* _YOUR OBJECTIVE_
Leave out the images; return the rest of the data exactly.

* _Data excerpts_
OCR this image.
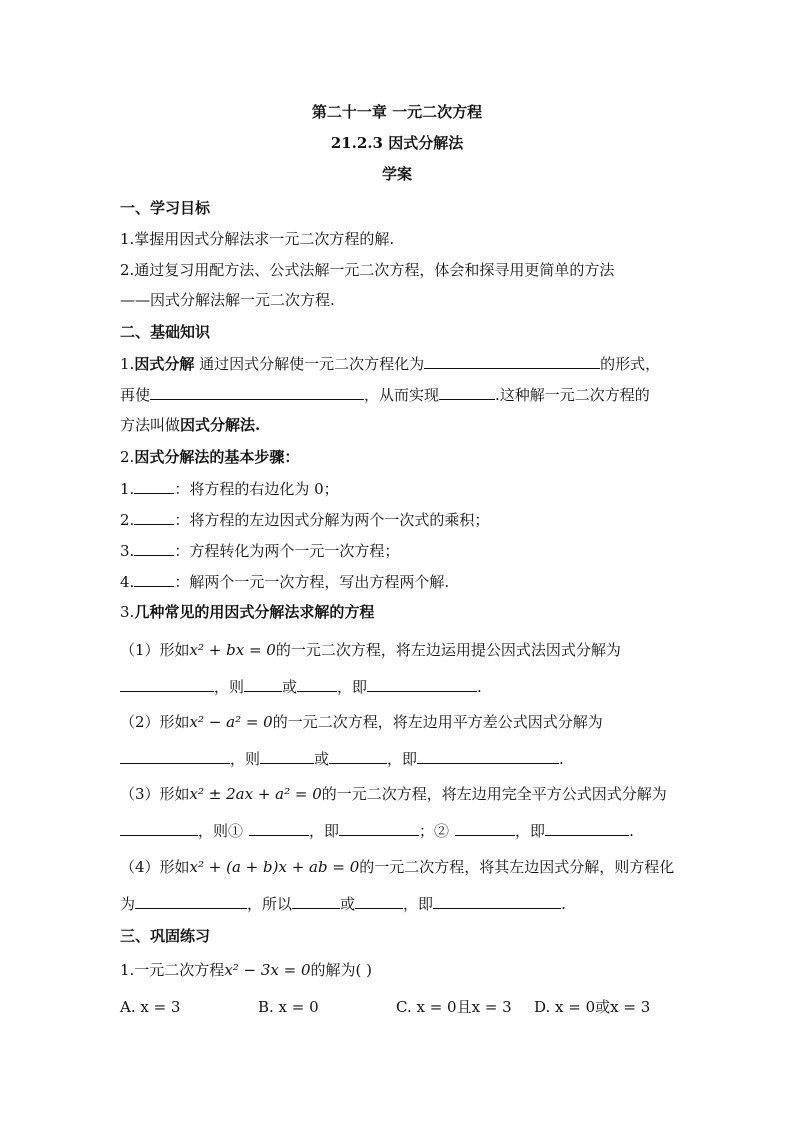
第二十一章 一元二次方程
21.2.3 因式分解法
学案
一、学习目标
1.掌握用因式分解法求一元二次方程的解.
2.通过复习用配方法、公式法解一元二次方程，体会和探寻用更简单的方法
——因式分解法解一元二次方程.
二、基础知识
1.因式分解 通过因式分解使一元二次方程化为	的形式，
再使	，从而实现	.这种解一元二次方程的
方法叫做因式分解法.
2.因式分解法的基本步骤：
1.	：将方程的右边化为 0；
2.	：将方程的左边因式分解为两个一次式的乘积；
3.	：方程转化为两个一元一次方程；
4.	：解两个一元一次方程，写出方程两个解.
3.几种常见的用因式分解法求解的方程
（1）形如x² + bx = 0的一元二次方程，将左边运用提公因式法因式分解为
，则	或	，即	.
（2）形如x² − a² = 0的一元二次方程，将左边用平方差公式因式分解为
，则	或	，即	.
（3）形如x² ± 2ax + a² = 0的一元二次方程，将左边用完全平方公式因式分解为
，则①	，即	；②	，即	.
（4）形如x² + (a + b)x + ab = 0的一元二次方程，将其左边因式分解，则方程化
为	，所以	或	，即	.
三、巩固练习
1.一元二次方程x² − 3x = 0的解为( )
A. x = 3	B. x = 0	C. x = 0且x = 3 D. x = 0或x = 3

* _RESPONSE TO THIS EXERCISE_
OCR this image.
第二十一章 一元二次方程
21.2.3 因式分解法
学案
一、学习目标
1.掌握用因式分解法求一元二次方程的解.
2.通过复习用配方法、公式法解一元二次方程，体会和探寻用更简单的方法
——因式分解法解一元二次方程.
二、基础知识
1.因式分解 通过因式分解使一元二次方程化为	的形式，
再使	，从而实现	.这种解一元二次方程的
方法叫做因式分解法.
2.因式分解法的基本步骤：
1.	：将方程的右边化为 0；
2.	：将方程的左边因式分解为两个一次式的乘积；
3.	：方程转化为两个一元一次方程；
4.	：解两个一元一次方程，写出方程两个解.
3.几种常见的用因式分解法求解的方程
（1）形如x² + bx = 0的一元二次方程，将左边运用提公因式法因式分解为
，则	或	，即	.
（2）形如x² − a² = 0的一元二次方程，将左边用平方差公式因式分解为
，则	或	，即	.
（3）形如x² ± 2ax + a² = 0的一元二次方程，将左边用完全平方公式因式分解为
，则①	，即	；②	，即	.
（4）形如x² + (a + b)x + ab = 0的一元二次方程，将其左边因式分解，则方程化
为	，所以	或	，即	.
三、巩固练习
1.一元二次方程x² − 3x = 0的解为( )
A. x = 3	B. x = 0	C. x = 0且x = 3 D. x = 0或x = 3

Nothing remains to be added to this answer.